== Stored data entries ==
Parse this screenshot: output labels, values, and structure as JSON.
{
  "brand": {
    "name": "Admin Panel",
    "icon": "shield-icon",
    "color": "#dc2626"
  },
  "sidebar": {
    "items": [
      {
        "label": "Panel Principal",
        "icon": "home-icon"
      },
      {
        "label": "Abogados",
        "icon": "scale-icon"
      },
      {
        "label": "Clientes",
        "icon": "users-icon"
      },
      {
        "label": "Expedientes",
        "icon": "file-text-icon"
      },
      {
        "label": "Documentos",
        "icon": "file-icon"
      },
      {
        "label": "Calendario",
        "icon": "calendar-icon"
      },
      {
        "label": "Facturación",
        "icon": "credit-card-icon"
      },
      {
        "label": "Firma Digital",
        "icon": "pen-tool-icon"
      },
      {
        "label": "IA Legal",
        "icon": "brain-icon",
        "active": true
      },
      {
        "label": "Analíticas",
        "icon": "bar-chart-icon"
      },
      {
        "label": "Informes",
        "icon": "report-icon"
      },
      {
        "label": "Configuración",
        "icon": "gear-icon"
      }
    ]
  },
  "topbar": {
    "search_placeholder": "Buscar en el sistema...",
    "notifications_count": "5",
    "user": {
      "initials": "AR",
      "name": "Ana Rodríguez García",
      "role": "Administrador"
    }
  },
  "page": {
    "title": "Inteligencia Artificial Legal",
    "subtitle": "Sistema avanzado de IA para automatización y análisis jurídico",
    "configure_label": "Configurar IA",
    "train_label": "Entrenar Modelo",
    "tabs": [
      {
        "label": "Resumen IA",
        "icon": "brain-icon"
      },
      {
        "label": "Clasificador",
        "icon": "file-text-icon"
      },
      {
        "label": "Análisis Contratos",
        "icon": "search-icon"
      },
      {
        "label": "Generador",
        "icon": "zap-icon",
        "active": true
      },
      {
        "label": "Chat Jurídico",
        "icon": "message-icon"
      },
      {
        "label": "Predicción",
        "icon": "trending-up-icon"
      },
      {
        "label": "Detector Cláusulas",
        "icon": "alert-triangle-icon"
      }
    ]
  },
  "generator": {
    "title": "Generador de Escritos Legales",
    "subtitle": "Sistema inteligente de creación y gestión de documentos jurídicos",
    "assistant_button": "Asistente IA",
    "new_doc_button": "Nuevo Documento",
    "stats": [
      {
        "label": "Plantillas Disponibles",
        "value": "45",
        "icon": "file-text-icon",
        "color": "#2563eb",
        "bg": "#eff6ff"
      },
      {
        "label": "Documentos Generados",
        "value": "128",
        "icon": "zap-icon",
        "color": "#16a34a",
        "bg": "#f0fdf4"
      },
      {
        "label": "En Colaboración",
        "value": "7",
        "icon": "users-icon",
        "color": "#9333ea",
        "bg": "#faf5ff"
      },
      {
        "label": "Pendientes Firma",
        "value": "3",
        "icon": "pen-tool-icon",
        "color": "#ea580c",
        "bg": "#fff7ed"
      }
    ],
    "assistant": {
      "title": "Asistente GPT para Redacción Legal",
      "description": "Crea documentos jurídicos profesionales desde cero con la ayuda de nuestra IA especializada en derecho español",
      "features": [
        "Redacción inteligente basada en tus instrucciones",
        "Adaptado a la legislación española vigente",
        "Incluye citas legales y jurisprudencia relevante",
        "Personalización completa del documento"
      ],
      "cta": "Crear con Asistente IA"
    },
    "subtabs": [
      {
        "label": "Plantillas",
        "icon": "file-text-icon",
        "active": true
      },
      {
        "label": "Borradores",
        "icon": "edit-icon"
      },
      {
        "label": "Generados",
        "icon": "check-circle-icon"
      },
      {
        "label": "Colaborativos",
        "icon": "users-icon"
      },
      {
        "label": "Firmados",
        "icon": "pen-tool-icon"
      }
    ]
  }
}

== Work to be completed ==
List the lines of the material in which the word "Asistente" occurs.

== Response to the exercise ==
    "assistant_button": "Asistente IA",
      "title": "Asistente GPT para Redacción Legal",
      "cta": "Crear con Asistente IA"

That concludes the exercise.